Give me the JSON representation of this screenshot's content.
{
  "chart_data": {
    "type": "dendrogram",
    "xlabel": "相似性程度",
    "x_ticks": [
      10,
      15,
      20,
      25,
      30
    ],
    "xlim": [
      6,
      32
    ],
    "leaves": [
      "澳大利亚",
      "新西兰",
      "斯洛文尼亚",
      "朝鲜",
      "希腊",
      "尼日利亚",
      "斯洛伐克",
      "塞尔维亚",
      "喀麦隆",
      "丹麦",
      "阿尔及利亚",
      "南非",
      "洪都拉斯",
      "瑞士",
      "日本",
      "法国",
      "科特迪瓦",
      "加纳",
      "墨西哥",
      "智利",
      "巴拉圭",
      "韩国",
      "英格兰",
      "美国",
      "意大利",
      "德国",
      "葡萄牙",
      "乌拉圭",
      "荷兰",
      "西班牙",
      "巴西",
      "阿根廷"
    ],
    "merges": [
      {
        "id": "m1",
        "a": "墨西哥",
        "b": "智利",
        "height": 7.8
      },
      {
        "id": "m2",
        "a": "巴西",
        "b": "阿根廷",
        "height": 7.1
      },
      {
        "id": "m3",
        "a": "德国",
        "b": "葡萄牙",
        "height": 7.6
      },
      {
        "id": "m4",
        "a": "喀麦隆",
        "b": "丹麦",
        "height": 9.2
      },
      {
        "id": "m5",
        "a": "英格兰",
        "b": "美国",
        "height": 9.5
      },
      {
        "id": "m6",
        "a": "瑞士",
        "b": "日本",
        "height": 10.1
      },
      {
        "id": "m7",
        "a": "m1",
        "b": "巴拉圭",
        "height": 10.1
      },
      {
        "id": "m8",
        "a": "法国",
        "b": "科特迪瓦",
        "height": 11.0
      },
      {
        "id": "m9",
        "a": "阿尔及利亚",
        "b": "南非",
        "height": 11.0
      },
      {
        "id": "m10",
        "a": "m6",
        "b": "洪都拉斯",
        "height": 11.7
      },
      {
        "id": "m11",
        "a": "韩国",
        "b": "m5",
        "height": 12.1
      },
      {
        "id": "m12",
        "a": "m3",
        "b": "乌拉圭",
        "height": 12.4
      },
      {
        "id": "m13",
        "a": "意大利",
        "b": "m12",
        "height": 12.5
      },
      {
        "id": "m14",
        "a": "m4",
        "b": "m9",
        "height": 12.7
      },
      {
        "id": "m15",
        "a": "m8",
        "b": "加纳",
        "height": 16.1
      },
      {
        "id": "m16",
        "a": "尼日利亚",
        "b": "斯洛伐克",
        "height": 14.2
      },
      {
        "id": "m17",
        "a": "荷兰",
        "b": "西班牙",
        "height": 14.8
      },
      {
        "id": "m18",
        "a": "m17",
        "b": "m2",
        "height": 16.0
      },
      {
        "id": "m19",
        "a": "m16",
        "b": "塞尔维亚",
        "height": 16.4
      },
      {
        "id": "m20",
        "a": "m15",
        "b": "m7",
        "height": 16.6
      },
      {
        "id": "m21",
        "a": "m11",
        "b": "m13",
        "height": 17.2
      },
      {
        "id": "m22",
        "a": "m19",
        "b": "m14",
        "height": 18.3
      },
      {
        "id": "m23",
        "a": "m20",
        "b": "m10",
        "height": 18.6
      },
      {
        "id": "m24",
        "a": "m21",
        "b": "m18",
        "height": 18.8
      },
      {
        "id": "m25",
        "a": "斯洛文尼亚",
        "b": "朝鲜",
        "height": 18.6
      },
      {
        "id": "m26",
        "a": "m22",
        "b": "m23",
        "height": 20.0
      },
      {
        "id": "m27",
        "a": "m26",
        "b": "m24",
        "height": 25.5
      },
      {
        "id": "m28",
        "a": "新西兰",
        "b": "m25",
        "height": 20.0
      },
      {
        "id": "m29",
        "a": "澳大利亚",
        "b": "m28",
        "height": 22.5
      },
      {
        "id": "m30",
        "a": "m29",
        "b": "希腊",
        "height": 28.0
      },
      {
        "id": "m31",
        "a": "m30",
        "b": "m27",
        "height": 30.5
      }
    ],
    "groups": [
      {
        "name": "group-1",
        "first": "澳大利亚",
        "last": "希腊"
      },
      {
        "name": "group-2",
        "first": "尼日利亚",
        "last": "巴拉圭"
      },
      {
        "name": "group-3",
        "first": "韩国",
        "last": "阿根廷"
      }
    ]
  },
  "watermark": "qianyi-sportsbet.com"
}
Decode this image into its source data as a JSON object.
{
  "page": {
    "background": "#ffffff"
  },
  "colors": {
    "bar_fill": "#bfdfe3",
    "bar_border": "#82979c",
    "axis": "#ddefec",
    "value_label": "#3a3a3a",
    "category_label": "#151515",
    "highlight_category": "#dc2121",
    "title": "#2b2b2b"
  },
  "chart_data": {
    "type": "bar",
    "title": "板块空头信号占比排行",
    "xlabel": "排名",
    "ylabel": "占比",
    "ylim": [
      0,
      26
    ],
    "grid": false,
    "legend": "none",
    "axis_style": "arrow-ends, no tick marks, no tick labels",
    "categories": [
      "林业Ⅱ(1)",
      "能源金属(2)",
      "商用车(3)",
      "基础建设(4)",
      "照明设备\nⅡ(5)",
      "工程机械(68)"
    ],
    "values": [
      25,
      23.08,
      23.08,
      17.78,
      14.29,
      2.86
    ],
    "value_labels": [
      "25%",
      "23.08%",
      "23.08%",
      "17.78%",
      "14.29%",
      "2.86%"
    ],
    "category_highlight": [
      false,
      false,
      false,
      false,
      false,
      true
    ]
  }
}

○ ○ ○ ○ ○

* **DIRECTIVE**: Could you quote, exactly as they appear, the line containing "Decode this image" and every line after it to the end of the records above?

* **EXERCISE SOLUTION**:
Decode this image into its source data as a JSON object.
{
  "page": {
    "background": "#ffffff"
  },
  "colors": {
    "bar_fill": "#bfdfe3",
    "bar_border": "#82979c",
    "axis": "#ddefec",
    "value_label": "#3a3a3a",
    "category_label": "#151515",
    "highlight_category": "#dc2121",
    "title": "#2b2b2b"
  },
  "chart_data": {
    "type": "bar",
    "title": "板块空头信号占比排行",
    "xlabel": "排名",
    "ylabel": "占比",
    "ylim": [
      0,
      26
    ],
    "grid": false,
    "legend": "none",
    "axis_style": "arrow-ends, no tick marks, no tick labels",
    "categories": [
      "林业Ⅱ(1)",
      "能源金属(2)",
      "商用车(3)",
      "基础建设(4)",
      "照明设备\nⅡ(5)",
      "工程机械(68)"
    ],
    "values": [
      25,
      23.08,
      23.08,
      17.78,
      14.29,
      2.86
    ],
    "value_labels": [
      "25%",
      "23.08%",
      "23.08%",
      "17.78%",
      "14.29%",
      "2.86%"
    ],
    "category_highlight": [
      false,
      false,
      false,
      false,
      false,
      true
    ]
  }
}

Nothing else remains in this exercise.